> **Given problem**
Provide an exact reproduction of every entry.

> **Items**
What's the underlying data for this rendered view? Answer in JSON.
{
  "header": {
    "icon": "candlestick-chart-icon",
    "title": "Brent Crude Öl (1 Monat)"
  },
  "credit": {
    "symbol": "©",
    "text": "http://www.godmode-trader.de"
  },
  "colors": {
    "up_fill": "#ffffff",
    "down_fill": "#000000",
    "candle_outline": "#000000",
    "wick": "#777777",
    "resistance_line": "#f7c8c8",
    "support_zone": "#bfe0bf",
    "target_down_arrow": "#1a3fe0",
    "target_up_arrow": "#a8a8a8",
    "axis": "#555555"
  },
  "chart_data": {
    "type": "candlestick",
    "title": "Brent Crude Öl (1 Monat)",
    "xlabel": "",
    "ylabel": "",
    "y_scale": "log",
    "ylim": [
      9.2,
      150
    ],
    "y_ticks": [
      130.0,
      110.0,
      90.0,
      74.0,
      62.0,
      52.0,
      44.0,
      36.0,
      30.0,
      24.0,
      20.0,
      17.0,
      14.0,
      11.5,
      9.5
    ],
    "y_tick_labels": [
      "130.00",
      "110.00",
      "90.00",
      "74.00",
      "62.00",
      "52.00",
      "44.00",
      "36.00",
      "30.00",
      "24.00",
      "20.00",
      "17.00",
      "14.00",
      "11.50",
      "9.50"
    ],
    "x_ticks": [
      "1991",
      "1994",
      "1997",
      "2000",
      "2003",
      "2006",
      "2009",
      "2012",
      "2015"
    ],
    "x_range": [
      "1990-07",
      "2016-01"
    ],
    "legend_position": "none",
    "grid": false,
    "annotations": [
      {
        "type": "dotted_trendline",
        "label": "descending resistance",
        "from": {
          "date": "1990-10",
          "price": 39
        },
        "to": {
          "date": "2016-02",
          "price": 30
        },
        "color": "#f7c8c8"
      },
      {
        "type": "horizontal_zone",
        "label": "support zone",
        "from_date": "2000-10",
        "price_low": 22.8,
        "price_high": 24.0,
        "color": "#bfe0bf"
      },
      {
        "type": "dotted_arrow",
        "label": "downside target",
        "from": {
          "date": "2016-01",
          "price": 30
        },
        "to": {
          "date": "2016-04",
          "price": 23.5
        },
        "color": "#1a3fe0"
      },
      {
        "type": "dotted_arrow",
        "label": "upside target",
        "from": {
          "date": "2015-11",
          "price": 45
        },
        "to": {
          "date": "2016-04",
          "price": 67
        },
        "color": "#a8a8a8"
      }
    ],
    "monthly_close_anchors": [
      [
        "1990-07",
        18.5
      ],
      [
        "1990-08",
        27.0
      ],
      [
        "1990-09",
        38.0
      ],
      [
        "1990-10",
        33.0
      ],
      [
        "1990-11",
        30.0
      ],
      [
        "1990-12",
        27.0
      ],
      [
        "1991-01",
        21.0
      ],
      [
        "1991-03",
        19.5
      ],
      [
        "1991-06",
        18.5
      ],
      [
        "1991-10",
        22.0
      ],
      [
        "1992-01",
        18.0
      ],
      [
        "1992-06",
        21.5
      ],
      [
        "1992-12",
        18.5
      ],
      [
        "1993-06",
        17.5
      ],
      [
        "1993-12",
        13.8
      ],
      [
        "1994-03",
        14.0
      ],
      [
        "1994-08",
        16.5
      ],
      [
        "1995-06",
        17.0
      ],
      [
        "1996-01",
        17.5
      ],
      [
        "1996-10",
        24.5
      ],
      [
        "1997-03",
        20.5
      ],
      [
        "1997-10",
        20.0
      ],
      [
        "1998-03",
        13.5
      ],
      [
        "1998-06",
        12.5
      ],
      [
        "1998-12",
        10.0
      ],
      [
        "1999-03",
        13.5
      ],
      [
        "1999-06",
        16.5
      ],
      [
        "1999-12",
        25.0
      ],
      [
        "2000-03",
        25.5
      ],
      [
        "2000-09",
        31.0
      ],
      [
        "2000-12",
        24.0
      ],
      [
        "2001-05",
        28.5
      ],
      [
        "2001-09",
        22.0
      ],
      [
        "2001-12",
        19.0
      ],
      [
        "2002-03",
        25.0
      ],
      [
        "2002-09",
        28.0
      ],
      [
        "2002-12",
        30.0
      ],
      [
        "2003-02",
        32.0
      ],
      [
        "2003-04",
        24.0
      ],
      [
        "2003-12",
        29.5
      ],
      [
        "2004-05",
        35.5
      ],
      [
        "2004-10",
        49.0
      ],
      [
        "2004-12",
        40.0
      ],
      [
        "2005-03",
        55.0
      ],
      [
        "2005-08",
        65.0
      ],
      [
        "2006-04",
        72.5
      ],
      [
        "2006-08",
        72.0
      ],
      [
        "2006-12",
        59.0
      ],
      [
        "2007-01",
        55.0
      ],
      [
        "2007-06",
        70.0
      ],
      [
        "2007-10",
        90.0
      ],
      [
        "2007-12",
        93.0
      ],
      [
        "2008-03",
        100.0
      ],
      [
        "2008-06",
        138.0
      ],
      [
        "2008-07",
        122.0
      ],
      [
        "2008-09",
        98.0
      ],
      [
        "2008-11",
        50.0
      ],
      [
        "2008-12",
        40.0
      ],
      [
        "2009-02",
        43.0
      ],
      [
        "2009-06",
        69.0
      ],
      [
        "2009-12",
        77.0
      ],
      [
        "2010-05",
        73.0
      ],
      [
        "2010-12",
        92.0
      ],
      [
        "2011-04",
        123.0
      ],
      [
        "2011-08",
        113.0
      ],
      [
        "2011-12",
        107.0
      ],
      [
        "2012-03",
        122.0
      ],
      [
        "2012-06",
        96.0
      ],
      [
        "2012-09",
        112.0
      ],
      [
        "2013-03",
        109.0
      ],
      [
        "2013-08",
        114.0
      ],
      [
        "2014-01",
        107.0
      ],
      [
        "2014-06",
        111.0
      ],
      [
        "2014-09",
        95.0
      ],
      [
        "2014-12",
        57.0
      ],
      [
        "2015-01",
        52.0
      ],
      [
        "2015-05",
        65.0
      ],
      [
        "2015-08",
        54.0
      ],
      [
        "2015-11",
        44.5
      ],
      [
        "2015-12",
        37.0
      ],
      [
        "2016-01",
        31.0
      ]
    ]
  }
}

> **Result**
What's the underlying data for this rendered view? Answer in JSON.
{
  "header": {
    "icon": "candlestick-chart-icon",
    "title": "Brent Crude Öl (1 Monat)"
  },
  "credit": {
    "symbol": "©",
    "text": "http://www.godmode-trader.de"
  },
  "colors": {
    "up_fill": "#ffffff",
    "down_fill": "#000000",
    "candle_outline": "#000000",
    "wick": "#777777",
    "resistance_line": "#f7c8c8",
    "support_zone": "#bfe0bf",
    "target_down_arrow": "#1a3fe0",
    "target_up_arrow": "#a8a8a8",
    "axis": "#555555"
  },
  "chart_data": {
    "type": "candlestick",
    "title": "Brent Crude Öl (1 Monat)",
    "xlabel": "",
    "ylabel": "",
    "y_scale": "log",
    "ylim": [
      9.2,
      150
    ],
    "y_ticks": [
      130.0,
      110.0,
      90.0,
      74.0,
      62.0,
      52.0,
      44.0,
      36.0,
      30.0,
      24.0,
      20.0,
      17.0,
      14.0,
      11.5,
      9.5
    ],
    "y_tick_labels": [
      "130.00",
      "110.00",
      "90.00",
      "74.00",
      "62.00",
      "52.00",
      "44.00",
      "36.00",
      "30.00",
      "24.00",
      "20.00",
      "17.00",
      "14.00",
      "11.50",
      "9.50"
    ],
    "x_ticks": [
      "1991",
      "1994",
      "1997",
      "2000",
      "2003",
      "2006",
      "2009",
      "2012",
      "2015"
    ],
    "x_range": [
      "1990-07",
      "2016-01"
    ],
    "legend_position": "none",
    "grid": false,
    "annotations": [
      {
        "type": "dotted_trendline",
        "label": "descending resistance",
        "from": {
          "date": "1990-10",
          "price": 39
        },
        "to": {
          "date": "2016-02",
          "price": 30
        },
        "color": "#f7c8c8"
      },
      {
        "type": "horizontal_zone",
        "label": "support zone",
        "from_date": "2000-10",
        "price_low": 22.8,
        "price_high": 24.0,
        "color": "#bfe0bf"
      },
      {
        "type": "dotted_arrow",
        "label": "downside target",
        "from": {
          "date": "2016-01",
          "price": 30
        },
        "to": {
          "date": "2016-04",
          "price": 23.5
        },
        "color": "#1a3fe0"
      },
      {
        "type": "dotted_arrow",
        "label": "upside target",
        "from": {
          "date": "2015-11",
          "price": 45
        },
        "to": {
          "date": "2016-04",
          "price": 67
        },
        "color": "#a8a8a8"
      }
    ],
    "monthly_close_anchors": [
      [
        "1990-07",
        18.5
      ],
      [
        "1990-08",
        27.0
      ],
      [
        "1990-09",
        38.0
      ],
      [
        "1990-10",
        33.0
      ],
      [
        "1990-11",
        30.0
      ],
      [
        "1990-12",
        27.0
      ],
      [
        "1991-01",
        21.0
      ],
      [
        "1991-03",
        19.5
      ],
      [
        "1991-06",
        18.5
      ],
      [
        "1991-10",
        22.0
      ],
      [
        "1992-01",
        18.0
      ],
      [
        "1992-06",
        21.5
      ],
      [
        "1992-12",
        18.5
      ],
      [
        "1993-06",
        17.5
      ],
      [
        "1993-12",
        13.8
      ],
      [
        "1994-03",
        14.0
      ],
      [
        "1994-08",
        16.5
      ],
      [
        "1995-06",
        17.0
      ],
      [
        "1996-01",
        17.5
      ],
      [
        "1996-10",
        24.5
      ],
      [
        "1997-03",
        20.5
      ],
      [
        "1997-10",
        20.0
      ],
      [
        "1998-03",
        13.5
      ],
      [
        "1998-06",
        12.5
      ],
      [
        "1998-12",
        10.0
      ],
      [
        "1999-03",
        13.5
      ],
      [
        "1999-06",
        16.5
      ],
      [
        "1999-12",
        25.0
      ],
      [
        "2000-03",
        25.5
      ],
      [
        "2000-09",
        31.0
      ],
      [
        "2000-12",
        24.0
      ],
      [
        "2001-05",
        28.5
      ],
      [
        "2001-09",
        22.0
      ],
      [
        "2001-12",
        19.0
      ],
      [
        "2002-03",
        25.0
      ],
      [
        "2002-09",
        28.0
      ],
      [
        "2002-12",
        30.0
      ],
      [
        "2003-02",
        32.0
      ],
      [
        "2003-04",
        24.0
      ],
      [
        "2003-12",
        29.5
      ],
      [
        "2004-05",
        35.5
      ],
      [
        "2004-10",
        49.0
      ],
      [
        "2004-12",
        40.0
      ],
      [
        "2005-03",
        55.0
      ],
      [
        "2005-08",
        65.0
      ],
      [
        "2006-04",
        72.5
      ],
      [
        "2006-08",
        72.0
      ],
      [
        "2006-12",
        59.0
      ],
      [
        "2007-01",
        55.0
      ],
      [
        "2007-06",
        70.0
      ],
      [
        "2007-10",
        90.0
      ],
      [
        "2007-12",
        93.0
      ],
      [
        "2008-03",
        100.0
      ],
      [
        "2008-06",
        138.0
      ],
      [
        "2008-07",
        122.0
      ],
      [
        "2008-09",
        98.0
      ],
      [
        "2008-11",
        50.0
      ],
      [
        "2008-12",
        40.0
      ],
      [
        "2009-02",
        43.0
      ],
      [
        "2009-06",
        69.0
      ],
      [
        "2009-12",
        77.0
      ],
      [
        "2010-05",
        73.0
      ],
      [
        "2010-12",
        92.0
      ],
      [
        "2011-04",
        123.0
      ],
      [
        "2011-08",
        113.0
      ],
      [
        "2011-12",
        107.0
      ],
      [
        "2012-03",
        122.0
      ],
      [
        "2012-06",
        96.0
      ],
      [
        "2012-09",
        112.0
      ],
      [
        "2013-03",
        109.0
      ],
      [
        "2013-08",
        114.0
      ],
      [
        "2014-01",
        107.0
      ],
      [
        "2014-06",
        111.0
      ],
      [
        "2014-09",
        95.0
      ],
      [
        "2014-12",
        57.0
      ],
      [
        "2015-01",
        52.0
      ],
      [
        "2015-05",
        65.0
      ],
      [
        "2015-08",
        54.0
      ],
      [
        "2015-11",
        44.5
      ],
      [
        "2015-12",
        37.0
      ],
      [
        "2016-01",
        31.0
      ]
    ]
  }
}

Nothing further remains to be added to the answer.